**Directive:** Collect every line in the records below that contains the string "title" and copy each one out in full, treating uppercase and lowercase letters as different.

**Input data:**
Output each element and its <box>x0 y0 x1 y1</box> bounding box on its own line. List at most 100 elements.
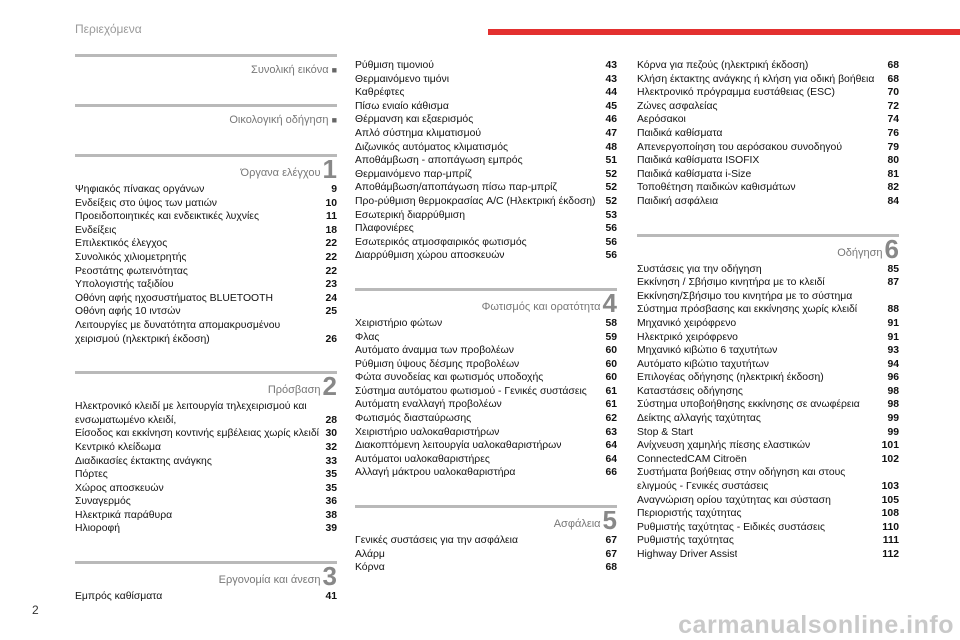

* * *

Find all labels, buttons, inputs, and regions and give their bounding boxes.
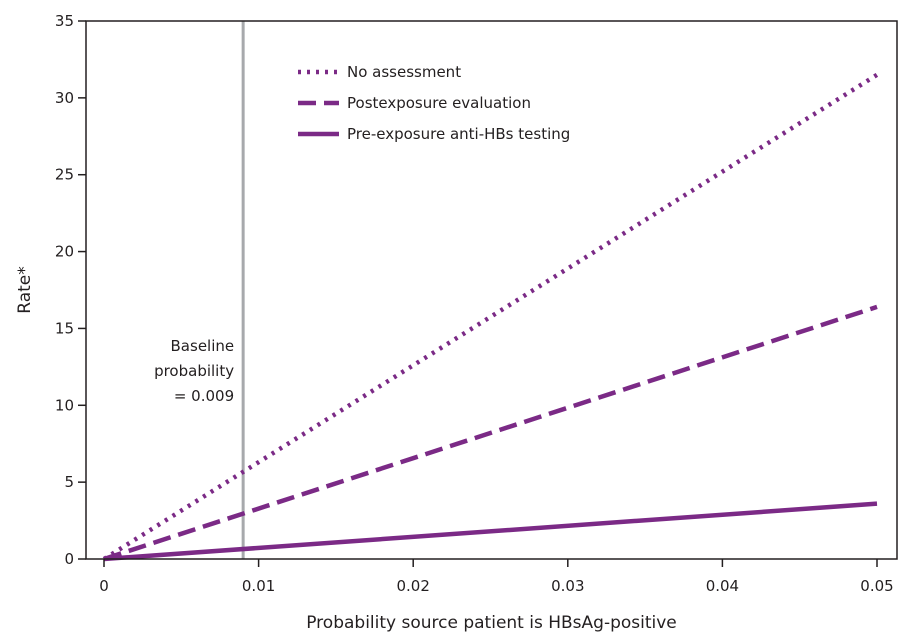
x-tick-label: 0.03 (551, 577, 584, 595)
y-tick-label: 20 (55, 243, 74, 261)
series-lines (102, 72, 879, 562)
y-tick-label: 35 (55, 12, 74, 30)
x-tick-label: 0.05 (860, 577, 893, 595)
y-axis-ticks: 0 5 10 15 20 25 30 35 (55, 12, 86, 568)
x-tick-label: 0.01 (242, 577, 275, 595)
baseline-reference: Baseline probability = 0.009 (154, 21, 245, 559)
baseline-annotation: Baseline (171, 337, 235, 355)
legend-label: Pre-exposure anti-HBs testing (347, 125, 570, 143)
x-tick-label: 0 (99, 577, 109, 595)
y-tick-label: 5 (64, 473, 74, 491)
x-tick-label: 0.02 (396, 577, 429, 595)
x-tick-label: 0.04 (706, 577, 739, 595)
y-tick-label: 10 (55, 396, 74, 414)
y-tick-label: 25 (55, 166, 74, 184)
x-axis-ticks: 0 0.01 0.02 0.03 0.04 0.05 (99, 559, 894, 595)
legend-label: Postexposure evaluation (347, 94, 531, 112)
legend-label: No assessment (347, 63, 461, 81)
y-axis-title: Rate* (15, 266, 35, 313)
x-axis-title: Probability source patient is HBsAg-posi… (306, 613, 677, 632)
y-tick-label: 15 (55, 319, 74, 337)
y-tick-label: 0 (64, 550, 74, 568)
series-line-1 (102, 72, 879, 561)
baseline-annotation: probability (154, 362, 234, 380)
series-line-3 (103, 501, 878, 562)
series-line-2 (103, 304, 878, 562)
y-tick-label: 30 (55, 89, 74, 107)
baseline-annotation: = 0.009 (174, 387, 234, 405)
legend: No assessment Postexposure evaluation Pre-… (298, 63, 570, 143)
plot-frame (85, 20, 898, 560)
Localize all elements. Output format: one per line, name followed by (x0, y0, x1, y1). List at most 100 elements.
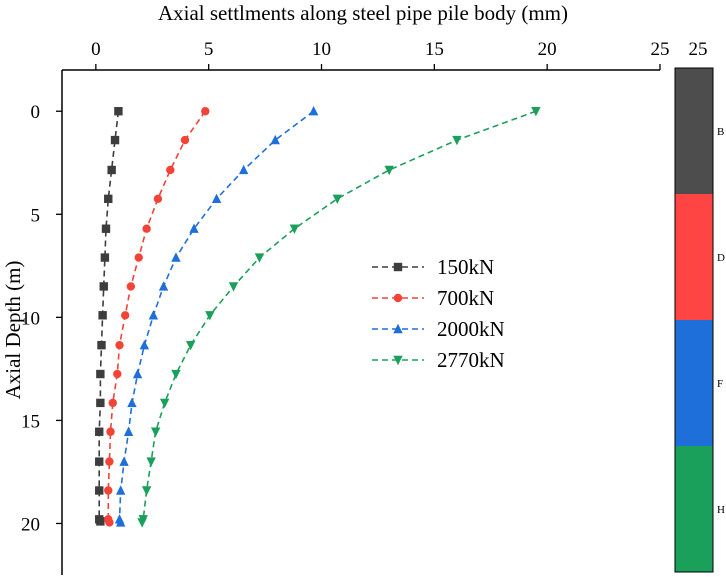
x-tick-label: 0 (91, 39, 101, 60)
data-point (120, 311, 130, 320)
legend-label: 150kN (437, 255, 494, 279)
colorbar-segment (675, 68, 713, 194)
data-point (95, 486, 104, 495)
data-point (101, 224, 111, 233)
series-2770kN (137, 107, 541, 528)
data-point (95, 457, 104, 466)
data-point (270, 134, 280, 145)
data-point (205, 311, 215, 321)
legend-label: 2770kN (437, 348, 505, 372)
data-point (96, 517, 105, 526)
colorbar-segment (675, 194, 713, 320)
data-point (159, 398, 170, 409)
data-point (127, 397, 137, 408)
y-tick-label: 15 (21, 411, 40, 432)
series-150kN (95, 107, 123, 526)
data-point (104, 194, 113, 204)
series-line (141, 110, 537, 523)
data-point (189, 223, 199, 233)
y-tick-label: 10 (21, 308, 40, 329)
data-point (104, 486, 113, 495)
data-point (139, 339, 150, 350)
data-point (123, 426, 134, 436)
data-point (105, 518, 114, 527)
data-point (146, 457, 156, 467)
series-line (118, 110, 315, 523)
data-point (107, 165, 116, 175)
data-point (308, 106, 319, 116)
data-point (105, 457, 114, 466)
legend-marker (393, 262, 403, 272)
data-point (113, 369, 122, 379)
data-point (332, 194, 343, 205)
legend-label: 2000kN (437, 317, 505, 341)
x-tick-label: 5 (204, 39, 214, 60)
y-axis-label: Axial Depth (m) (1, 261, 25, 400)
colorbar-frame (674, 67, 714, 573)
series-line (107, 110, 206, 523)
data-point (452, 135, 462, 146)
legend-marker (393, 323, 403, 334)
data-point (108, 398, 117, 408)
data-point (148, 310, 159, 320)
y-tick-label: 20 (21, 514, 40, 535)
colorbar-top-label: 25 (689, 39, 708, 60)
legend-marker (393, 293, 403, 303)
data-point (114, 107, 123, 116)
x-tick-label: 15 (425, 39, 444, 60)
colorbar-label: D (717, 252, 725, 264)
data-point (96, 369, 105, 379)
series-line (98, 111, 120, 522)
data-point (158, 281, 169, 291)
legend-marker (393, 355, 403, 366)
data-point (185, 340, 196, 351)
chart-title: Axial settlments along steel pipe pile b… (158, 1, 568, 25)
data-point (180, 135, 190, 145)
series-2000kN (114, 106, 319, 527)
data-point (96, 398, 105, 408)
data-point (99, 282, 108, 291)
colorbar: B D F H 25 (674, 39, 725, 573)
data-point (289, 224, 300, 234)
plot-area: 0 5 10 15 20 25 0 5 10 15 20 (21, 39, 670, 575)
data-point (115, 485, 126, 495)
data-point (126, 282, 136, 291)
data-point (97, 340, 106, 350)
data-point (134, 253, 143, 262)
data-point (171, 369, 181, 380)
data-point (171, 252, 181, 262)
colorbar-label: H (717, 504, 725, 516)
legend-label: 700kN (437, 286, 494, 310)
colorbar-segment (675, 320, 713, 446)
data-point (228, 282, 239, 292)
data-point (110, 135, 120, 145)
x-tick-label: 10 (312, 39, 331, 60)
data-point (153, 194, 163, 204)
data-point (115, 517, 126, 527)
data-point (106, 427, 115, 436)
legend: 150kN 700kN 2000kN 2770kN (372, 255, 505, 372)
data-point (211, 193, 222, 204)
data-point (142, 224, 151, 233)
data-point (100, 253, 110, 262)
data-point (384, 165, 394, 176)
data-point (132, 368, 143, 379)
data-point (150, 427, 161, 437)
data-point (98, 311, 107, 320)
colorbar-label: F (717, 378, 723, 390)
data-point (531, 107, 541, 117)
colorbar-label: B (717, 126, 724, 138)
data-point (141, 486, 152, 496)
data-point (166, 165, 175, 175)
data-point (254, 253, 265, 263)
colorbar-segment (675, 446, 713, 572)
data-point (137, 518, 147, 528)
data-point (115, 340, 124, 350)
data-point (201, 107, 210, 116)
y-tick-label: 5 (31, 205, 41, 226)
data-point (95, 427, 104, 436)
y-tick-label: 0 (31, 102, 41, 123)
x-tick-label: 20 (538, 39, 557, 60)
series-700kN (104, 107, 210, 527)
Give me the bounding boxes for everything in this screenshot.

**Output of the task:**
y-axis-title: Rate* (15, 266, 35, 313)
x-axis-title: Probability source patient is HBsAg-posi… (306, 613, 677, 632)
chart-title: Axial settlments along steel pipe pile b… (158, 1, 568, 25)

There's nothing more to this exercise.